[START OF INFORMATION PROVIDED]
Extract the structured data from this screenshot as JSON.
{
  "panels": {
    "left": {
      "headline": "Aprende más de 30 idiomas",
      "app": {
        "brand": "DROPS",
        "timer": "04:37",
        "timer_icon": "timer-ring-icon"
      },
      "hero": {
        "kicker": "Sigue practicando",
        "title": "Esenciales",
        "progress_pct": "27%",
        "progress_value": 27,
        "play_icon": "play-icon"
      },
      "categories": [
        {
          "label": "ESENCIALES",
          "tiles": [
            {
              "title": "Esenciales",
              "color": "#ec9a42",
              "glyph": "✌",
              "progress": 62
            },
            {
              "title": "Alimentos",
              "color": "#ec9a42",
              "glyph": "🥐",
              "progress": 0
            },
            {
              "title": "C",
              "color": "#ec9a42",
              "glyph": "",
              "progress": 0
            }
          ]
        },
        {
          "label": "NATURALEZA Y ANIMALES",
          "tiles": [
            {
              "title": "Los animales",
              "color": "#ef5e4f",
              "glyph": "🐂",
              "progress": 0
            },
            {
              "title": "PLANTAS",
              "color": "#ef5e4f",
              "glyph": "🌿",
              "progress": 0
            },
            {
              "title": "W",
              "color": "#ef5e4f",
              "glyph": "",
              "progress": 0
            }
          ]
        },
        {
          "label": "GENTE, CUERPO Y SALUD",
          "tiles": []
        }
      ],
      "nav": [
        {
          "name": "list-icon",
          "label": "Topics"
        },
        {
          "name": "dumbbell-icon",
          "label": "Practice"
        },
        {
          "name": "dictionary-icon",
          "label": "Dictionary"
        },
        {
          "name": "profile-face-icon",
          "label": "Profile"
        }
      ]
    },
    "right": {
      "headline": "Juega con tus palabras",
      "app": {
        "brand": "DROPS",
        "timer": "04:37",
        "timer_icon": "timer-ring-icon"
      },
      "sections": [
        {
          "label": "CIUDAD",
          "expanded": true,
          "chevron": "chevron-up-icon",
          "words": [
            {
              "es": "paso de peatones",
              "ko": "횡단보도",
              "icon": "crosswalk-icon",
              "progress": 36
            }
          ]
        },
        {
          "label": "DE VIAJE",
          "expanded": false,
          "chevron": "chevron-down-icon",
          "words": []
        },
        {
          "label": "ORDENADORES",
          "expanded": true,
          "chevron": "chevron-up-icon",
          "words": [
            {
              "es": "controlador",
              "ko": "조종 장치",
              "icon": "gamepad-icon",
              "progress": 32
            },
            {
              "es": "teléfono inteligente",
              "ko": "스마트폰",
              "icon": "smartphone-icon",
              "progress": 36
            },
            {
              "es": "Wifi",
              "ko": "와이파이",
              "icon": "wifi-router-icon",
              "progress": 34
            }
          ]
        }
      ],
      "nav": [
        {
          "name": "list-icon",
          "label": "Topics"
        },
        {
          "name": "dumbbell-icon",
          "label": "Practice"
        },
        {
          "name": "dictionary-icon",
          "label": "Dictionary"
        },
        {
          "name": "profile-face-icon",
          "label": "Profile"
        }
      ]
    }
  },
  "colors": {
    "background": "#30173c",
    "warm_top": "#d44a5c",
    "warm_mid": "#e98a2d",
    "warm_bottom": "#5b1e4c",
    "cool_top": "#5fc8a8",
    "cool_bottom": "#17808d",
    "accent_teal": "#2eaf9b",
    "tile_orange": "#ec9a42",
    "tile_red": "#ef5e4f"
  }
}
[END OF INFORMATION PROVIDED]
→ GIVEN PROBLEM
Write out every line of the material again, exactly as it reads.

→ SOLUTION
Extract the structured data from this screenshot as JSON.
{
  "panels": {
    "left": {
      "headline": "Aprende más de 30 idiomas",
      "app": {
        "brand": "DROPS",
        "timer": "04:37",
        "timer_icon": "timer-ring-icon"
      },
      "hero": {
        "kicker": "Sigue practicando",
        "title": "Esenciales",
        "progress_pct": "27%",
        "progress_value": 27,
        "play_icon": "play-icon"
      },
      "categories": [
        {
          "label": "ESENCIALES",
          "tiles": [
            {
              "title": "Esenciales",
              "color": "#ec9a42",
              "glyph": "✌",
              "progress": 62
            },
            {
              "title": "Alimentos",
              "color": "#ec9a42",
              "glyph": "🥐",
              "progress": 0
            },
            {
              "title": "C",
              "color": "#ec9a42",
              "glyph": "",
              "progress": 0
            }
          ]
        },
        {
          "label": "NATURALEZA Y ANIMALES",
          "tiles": [
            {
              "title": "Los animales",
              "color": "#ef5e4f",
              "glyph": "🐂",
              "progress": 0
            },
            {
              "title": "PLANTAS",
              "color": "#ef5e4f",
              "glyph": "🌿",
              "progress": 0
            },
            {
              "title": "W",
              "color": "#ef5e4f",
              "glyph": "",
              "progress": 0
            }
          ]
        },
        {
          "label": "GENTE, CUERPO Y SALUD",
          "tiles": []
        }
      ],
      "nav": [
        {
          "name": "list-icon",
          "label": "Topics"
        },
        {
          "name": "dumbbell-icon",
          "label": "Practice"
        },
        {
          "name": "dictionary-icon",
          "label": "Dictionary"
        },
        {
          "name": "profile-face-icon",
          "label": "Profile"
        }
      ]
    },
    "right": {
      "headline": "Juega con tus palabras",
      "app": {
        "brand": "DROPS",
        "timer": "04:37",
        "timer_icon": "timer-ring-icon"
      },
      "sections": [
        {
          "label": "CIUDAD",
          "expanded": true,
          "chevron": "chevron-up-icon",
          "words": [
            {
              "es": "paso de peatones",
              "ko": "횡단보도",
              "icon": "crosswalk-icon",
              "progress": 36
            }
          ]
        },
        {
          "label": "DE VIAJE",
          "expanded": false,
          "chevron": "chevron-down-icon",
          "words": []
        },
        {
          "label": "ORDENADORES",
          "expanded": true,
          "chevron": "chevron-up-icon",
          "words": [
            {
              "es": "controlador",
              "ko": "조종 장치",
              "icon": "gamepad-icon",
              "progress": 32
            },
            {
              "es": "teléfono inteligente",
              "ko": "스마트폰",
              "icon": "smartphone-icon",
              "progress": 36
            },
            {
              "es": "Wifi",
              "ko": "와이파이",
              "icon": "wifi-router-icon",
              "progress": 34
            }
          ]
        }
      ],
      "nav": [
        {
          "name": "list-icon",
          "label": "Topics"
        },
        {
          "name": "dumbbell-icon",
          "label": "Practice"
        },
        {
          "name": "dictionary-icon",
          "label": "Dictionary"
        },
        {
          "name": "profile-face-icon",
          "label": "Profile"
        }
      ]
    }
  },
  "colors": {
    "background": "#30173c",
    "warm_top": "#d44a5c",
    "warm_mid": "#e98a2d",
    "warm_bottom": "#5b1e4c",
    "cool_top": "#5fc8a8",
    "cool_bottom": "#17808d",
    "accent_teal": "#2eaf9b",
    "tile_orange": "#ec9a42",
    "tile_red": "#ef5e4f"
  }
}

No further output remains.